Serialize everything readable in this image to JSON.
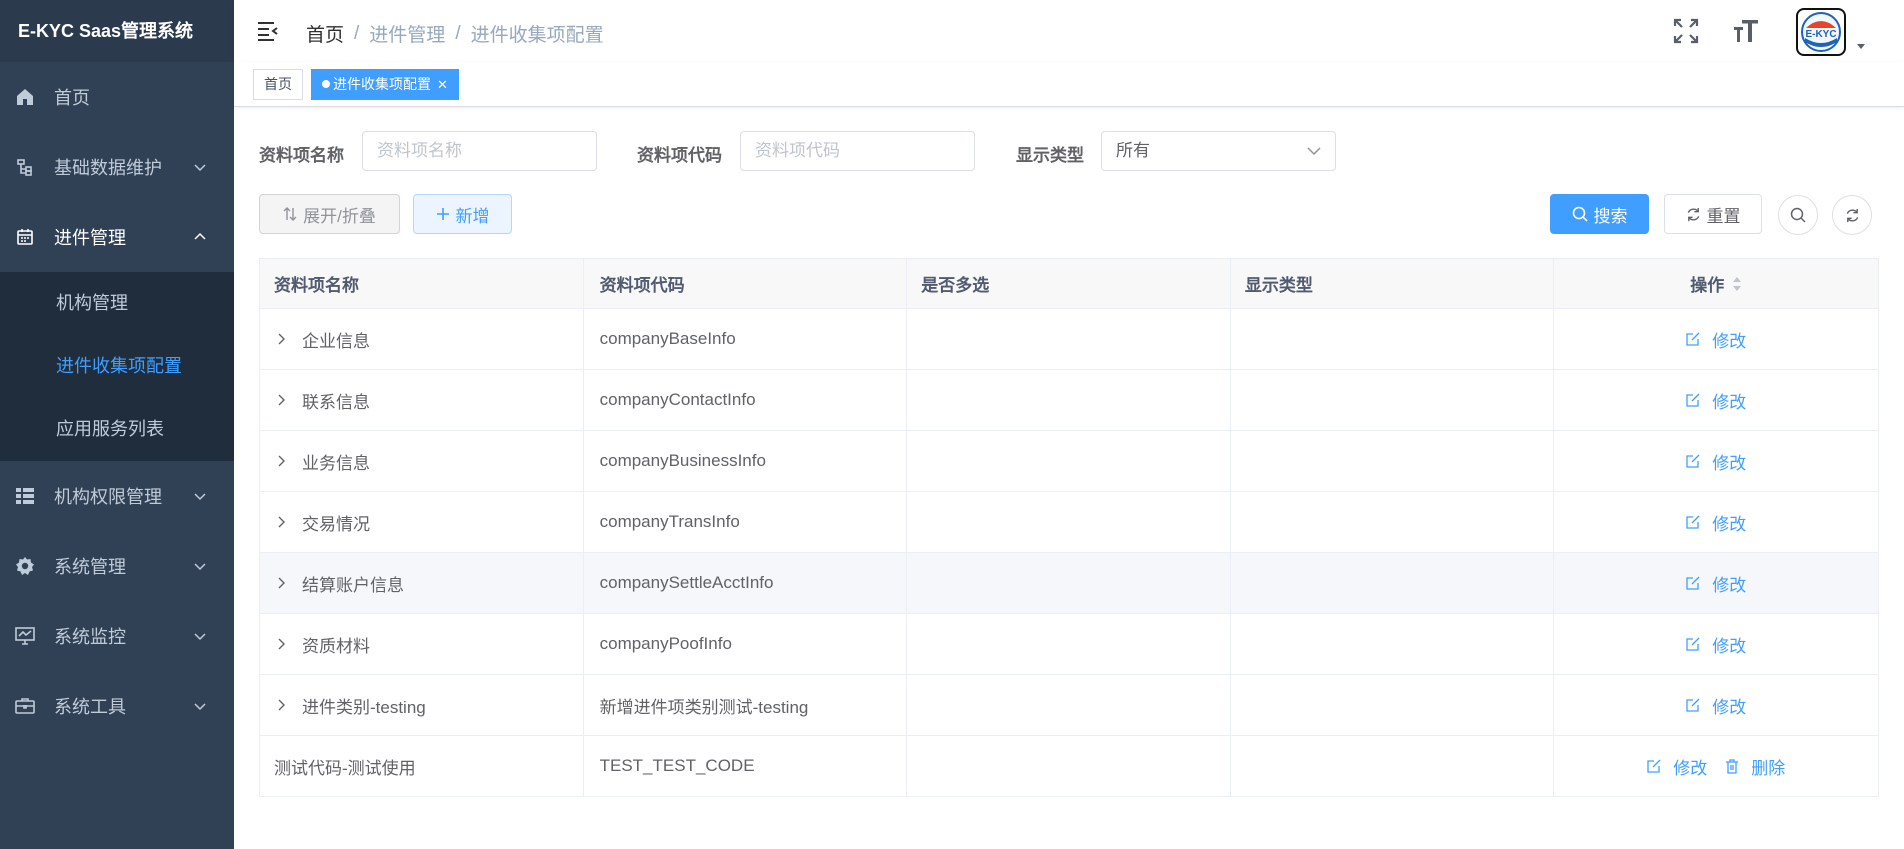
{
  "app": {
    "title": "E-KYC Saas管理系统"
  },
  "sidebar": {
    "items": [
      {
        "label": "首页",
        "icon": "home-icon"
      },
      {
        "label": "基础数据维护",
        "icon": "tree-icon"
      },
      {
        "label": "进件管理",
        "icon": "calendar-icon",
        "children": [
          {
            "label": "机构管理"
          },
          {
            "label": "进件收集项配置",
            "active": true
          },
          {
            "label": "应用服务列表"
          }
        ]
      },
      {
        "label": "机构权限管理",
        "icon": "list-icon"
      },
      {
        "label": "系统管理",
        "icon": "gear-icon"
      },
      {
        "label": "系统监控",
        "icon": "monitor-icon"
      },
      {
        "label": "系统工具",
        "icon": "toolbox-icon"
      }
    ]
  },
  "header": {
    "breadcrumb": [
      "首页",
      "进件管理",
      "进件收集项配置"
    ],
    "avatar_text": "E-KYC"
  },
  "tags": {
    "home": "首页",
    "current": "进件收集项配置"
  },
  "search": {
    "name_label": "资料项名称",
    "name_placeholder": "资料项名称",
    "code_label": "资料项代码",
    "code_placeholder": "资料项代码",
    "type_label": "显示类型",
    "type_value": "所有"
  },
  "toolbar": {
    "toggle_label": "展开/折叠",
    "add_label": "新增",
    "search_label": "搜索",
    "reset_label": "重置"
  },
  "table": {
    "columns": [
      "资料项名称",
      "资料项代码",
      "是否多选",
      "显示类型",
      "操作"
    ],
    "rows": [
      {
        "name": "企业信息",
        "code": "companyBaseInfo",
        "multi": "",
        "type": "",
        "ops": [
          "修改"
        ],
        "expandable": true
      },
      {
        "name": "联系信息",
        "code": "companyContactInfo",
        "multi": "",
        "type": "",
        "ops": [
          "修改"
        ],
        "expandable": true
      },
      {
        "name": "业务信息",
        "code": "companyBusinessInfo",
        "multi": "",
        "type": "",
        "ops": [
          "修改"
        ],
        "expandable": true
      },
      {
        "name": "交易情况",
        "code": "companyTransInfo",
        "multi": "",
        "type": "",
        "ops": [
          "修改"
        ],
        "expandable": true
      },
      {
        "name": "结算账户信息",
        "code": "companySettleAcctInfo",
        "multi": "",
        "type": "",
        "ops": [
          "修改"
        ],
        "expandable": true
      },
      {
        "name": "资质材料",
        "code": "companyPoofInfo",
        "multi": "",
        "type": "",
        "ops": [
          "修改"
        ],
        "expandable": true
      },
      {
        "name": "进件类别-testing",
        "code": "新增进件项类别测试-testing",
        "multi": "",
        "type": "",
        "ops": [
          "修改"
        ],
        "expandable": true
      },
      {
        "name": "测试代码-测试使用",
        "code": "TEST_TEST_CODE",
        "multi": "",
        "type": "",
        "ops": [
          "修改",
          "删除"
        ],
        "expandable": false
      }
    ]
  },
  "colors": {
    "primary": "#409eff",
    "sidebar_bg": "#304156",
    "submenu_bg": "#1f2d3d"
  }
}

• Directive: Pictures are excluded; repeat every record exactly.

• Written answer:
Serialize everything readable in this image to JSON.
{
  "app": {
    "title": "E-KYC Saas管理系统"
  },
  "sidebar": {
    "items": [
      {
        "label": "首页",
        "icon": "home-icon"
      },
      {
        "label": "基础数据维护",
        "icon": "tree-icon"
      },
      {
        "label": "进件管理",
        "icon": "calendar-icon",
        "children": [
          {
            "label": "机构管理"
          },
          {
            "label": "进件收集项配置",
            "active": true
          },
          {
            "label": "应用服务列表"
          }
        ]
      },
      {
        "label": "机构权限管理",
        "icon": "list-icon"
      },
      {
        "label": "系统管理",
        "icon": "gear-icon"
      },
      {
        "label": "系统监控",
        "icon": "monitor-icon"
      },
      {
        "label": "系统工具",
        "icon": "toolbox-icon"
      }
    ]
  },
  "header": {
    "breadcrumb": [
      "首页",
      "进件管理",
      "进件收集项配置"
    ],
    "avatar_text": "E-KYC"
  },
  "tags": {
    "home": "首页",
    "current": "进件收集项配置"
  },
  "search": {
    "name_label": "资料项名称",
    "name_placeholder": "资料项名称",
    "code_label": "资料项代码",
    "code_placeholder": "资料项代码",
    "type_label": "显示类型",
    "type_value": "所有"
  },
  "toolbar": {
    "toggle_label": "展开/折叠",
    "add_label": "新增",
    "search_label": "搜索",
    "reset_label": "重置"
  },
  "table": {
    "columns": [
      "资料项名称",
      "资料项代码",
      "是否多选",
      "显示类型",
      "操作"
    ],
    "rows": [
      {
        "name": "企业信息",
        "code": "companyBaseInfo",
        "multi": "",
        "type": "",
        "ops": [
          "修改"
        ],
        "expandable": true
      },
      {
        "name": "联系信息",
        "code": "companyContactInfo",
        "multi": "",
        "type": "",
        "ops": [
          "修改"
        ],
        "expandable": true
      },
      {
        "name": "业务信息",
        "code": "companyBusinessInfo",
        "multi": "",
        "type": "",
        "ops": [
          "修改"
        ],
        "expandable": true
      },
      {
        "name": "交易情况",
        "code": "companyTransInfo",
        "multi": "",
        "type": "",
        "ops": [
          "修改"
        ],
        "expandable": true
      },
      {
        "name": "结算账户信息",
        "code": "companySettleAcctInfo",
        "multi": "",
        "type": "",
        "ops": [
          "修改"
        ],
        "expandable": true
      },
      {
        "name": "资质材料",
        "code": "companyPoofInfo",
        "multi": "",
        "type": "",
        "ops": [
          "修改"
        ],
        "expandable": true
      },
      {
        "name": "进件类别-testing",
        "code": "新增进件项类别测试-testing",
        "multi": "",
        "type": "",
        "ops": [
          "修改"
        ],
        "expandable": true
      },
      {
        "name": "测试代码-测试使用",
        "code": "TEST_TEST_CODE",
        "multi": "",
        "type": "",
        "ops": [
          "修改",
          "删除"
        ],
        "expandable": false
      }
    ]
  },
  "colors": {
    "primary": "#409eff",
    "sidebar_bg": "#304156",
    "submenu_bg": "#1f2d3d"
  }
}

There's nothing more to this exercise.